** PROVIDED ENTRIES **
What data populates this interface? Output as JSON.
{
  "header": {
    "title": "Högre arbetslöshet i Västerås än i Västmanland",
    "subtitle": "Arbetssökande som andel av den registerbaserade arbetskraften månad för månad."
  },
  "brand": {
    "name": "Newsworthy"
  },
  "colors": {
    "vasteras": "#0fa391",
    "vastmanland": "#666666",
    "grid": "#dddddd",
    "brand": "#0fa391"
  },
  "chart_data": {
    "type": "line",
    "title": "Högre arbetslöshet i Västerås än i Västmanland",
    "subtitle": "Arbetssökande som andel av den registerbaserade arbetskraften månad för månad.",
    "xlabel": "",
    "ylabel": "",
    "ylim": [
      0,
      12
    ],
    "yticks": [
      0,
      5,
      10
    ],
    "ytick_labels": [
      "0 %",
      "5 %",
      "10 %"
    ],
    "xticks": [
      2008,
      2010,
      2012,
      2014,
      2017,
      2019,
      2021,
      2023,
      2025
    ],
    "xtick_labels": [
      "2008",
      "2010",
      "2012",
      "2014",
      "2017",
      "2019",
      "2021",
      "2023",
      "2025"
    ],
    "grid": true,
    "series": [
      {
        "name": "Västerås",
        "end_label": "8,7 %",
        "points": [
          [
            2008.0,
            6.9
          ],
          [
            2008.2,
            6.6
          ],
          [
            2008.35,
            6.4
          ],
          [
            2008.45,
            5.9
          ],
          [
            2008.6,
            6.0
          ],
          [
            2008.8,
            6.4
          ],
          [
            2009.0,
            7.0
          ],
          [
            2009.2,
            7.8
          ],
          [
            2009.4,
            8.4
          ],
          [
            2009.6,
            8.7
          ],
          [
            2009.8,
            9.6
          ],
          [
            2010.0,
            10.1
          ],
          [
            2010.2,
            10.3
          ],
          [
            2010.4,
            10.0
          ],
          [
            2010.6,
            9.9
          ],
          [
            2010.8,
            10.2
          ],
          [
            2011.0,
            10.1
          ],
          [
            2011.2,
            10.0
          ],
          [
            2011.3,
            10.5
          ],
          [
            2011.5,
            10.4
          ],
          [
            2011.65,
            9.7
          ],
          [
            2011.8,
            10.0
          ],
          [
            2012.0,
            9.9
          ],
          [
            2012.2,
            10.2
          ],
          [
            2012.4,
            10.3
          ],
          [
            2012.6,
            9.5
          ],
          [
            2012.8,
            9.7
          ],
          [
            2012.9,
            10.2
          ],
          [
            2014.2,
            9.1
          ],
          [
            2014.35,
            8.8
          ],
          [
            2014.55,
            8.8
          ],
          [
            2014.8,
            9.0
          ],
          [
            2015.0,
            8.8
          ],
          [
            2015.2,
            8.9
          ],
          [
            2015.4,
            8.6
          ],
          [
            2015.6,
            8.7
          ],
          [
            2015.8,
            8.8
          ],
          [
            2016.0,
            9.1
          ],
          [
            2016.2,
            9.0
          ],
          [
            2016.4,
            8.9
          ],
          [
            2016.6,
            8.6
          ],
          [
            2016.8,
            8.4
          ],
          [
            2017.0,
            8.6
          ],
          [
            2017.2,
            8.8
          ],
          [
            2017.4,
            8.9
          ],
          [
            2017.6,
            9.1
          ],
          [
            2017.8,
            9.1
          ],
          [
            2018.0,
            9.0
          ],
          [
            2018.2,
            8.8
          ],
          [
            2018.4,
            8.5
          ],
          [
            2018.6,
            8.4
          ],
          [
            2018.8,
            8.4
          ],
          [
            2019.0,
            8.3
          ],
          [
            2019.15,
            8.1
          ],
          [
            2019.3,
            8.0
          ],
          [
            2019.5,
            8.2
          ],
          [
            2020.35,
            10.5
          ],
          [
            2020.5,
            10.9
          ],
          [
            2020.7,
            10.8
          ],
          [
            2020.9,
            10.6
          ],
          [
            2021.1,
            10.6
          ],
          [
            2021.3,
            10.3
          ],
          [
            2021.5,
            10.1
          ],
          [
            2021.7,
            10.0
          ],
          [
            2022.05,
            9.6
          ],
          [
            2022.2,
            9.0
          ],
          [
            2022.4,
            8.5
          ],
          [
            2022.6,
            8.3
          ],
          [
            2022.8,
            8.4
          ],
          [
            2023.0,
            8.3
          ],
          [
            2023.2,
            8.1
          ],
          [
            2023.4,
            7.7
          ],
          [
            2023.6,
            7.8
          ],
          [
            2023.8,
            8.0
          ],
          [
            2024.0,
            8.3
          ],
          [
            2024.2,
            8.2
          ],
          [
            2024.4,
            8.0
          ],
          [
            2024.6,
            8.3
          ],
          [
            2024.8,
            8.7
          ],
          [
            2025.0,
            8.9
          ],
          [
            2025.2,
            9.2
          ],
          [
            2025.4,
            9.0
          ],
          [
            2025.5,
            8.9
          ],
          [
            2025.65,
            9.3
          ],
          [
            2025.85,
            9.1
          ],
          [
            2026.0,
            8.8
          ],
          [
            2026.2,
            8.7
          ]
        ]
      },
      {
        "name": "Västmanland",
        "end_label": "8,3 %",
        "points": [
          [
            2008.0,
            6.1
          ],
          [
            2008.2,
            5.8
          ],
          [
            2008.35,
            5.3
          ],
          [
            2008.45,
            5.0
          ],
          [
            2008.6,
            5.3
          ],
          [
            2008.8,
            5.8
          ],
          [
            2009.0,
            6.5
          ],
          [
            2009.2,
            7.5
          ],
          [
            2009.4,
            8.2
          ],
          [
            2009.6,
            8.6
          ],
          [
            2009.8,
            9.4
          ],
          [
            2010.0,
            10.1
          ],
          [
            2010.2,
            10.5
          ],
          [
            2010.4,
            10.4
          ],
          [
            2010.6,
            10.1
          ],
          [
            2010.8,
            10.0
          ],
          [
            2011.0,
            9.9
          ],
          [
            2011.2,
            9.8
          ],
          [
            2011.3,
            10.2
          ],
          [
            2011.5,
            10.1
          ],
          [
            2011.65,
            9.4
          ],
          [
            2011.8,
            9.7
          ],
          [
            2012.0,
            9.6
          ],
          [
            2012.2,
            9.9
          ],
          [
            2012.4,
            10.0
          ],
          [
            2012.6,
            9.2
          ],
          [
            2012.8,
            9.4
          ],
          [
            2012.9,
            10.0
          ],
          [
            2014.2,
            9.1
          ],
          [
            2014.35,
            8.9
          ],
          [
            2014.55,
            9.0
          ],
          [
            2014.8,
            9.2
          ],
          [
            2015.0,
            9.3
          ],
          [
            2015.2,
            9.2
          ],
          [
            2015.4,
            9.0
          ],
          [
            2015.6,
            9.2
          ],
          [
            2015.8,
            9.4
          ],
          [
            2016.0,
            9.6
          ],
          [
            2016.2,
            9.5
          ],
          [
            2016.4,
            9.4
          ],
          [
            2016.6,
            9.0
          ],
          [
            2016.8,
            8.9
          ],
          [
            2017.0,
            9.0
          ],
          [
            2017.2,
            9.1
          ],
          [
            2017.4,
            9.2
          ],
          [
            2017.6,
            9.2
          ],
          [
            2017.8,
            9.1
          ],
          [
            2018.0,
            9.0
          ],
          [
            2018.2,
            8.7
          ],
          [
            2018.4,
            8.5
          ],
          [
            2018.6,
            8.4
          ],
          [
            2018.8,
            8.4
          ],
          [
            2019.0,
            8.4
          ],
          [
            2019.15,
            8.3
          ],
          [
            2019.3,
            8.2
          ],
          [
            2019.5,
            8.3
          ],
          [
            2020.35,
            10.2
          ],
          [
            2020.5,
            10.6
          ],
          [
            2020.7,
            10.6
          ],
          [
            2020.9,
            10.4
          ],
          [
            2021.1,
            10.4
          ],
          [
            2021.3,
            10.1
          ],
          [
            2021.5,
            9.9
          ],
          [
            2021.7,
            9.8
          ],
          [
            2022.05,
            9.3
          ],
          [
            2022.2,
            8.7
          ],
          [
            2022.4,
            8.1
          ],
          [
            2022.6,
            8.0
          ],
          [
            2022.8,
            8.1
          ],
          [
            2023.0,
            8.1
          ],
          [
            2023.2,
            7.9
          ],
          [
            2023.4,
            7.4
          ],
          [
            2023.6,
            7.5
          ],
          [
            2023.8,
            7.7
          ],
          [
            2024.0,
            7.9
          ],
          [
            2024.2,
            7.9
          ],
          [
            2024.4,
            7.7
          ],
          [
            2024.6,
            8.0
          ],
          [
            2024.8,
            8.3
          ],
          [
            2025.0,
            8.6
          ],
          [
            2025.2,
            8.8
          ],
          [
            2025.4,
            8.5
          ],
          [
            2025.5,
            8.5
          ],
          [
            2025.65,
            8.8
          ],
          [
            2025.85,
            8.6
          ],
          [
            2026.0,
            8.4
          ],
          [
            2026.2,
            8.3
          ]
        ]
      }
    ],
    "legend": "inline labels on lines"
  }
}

** GIVEN INSTRUCTION **
Scan the material above. Extract every line in which the word "subtitle" occurs.

** ANSWER FOR THE TASK **
    "subtitle": "Arbetssökande som andel av den registerbaserade arbetskraften månad för månad."
    "subtitle": "Arbetssökande som andel av den registerbaserade arbetskraften månad för månad.",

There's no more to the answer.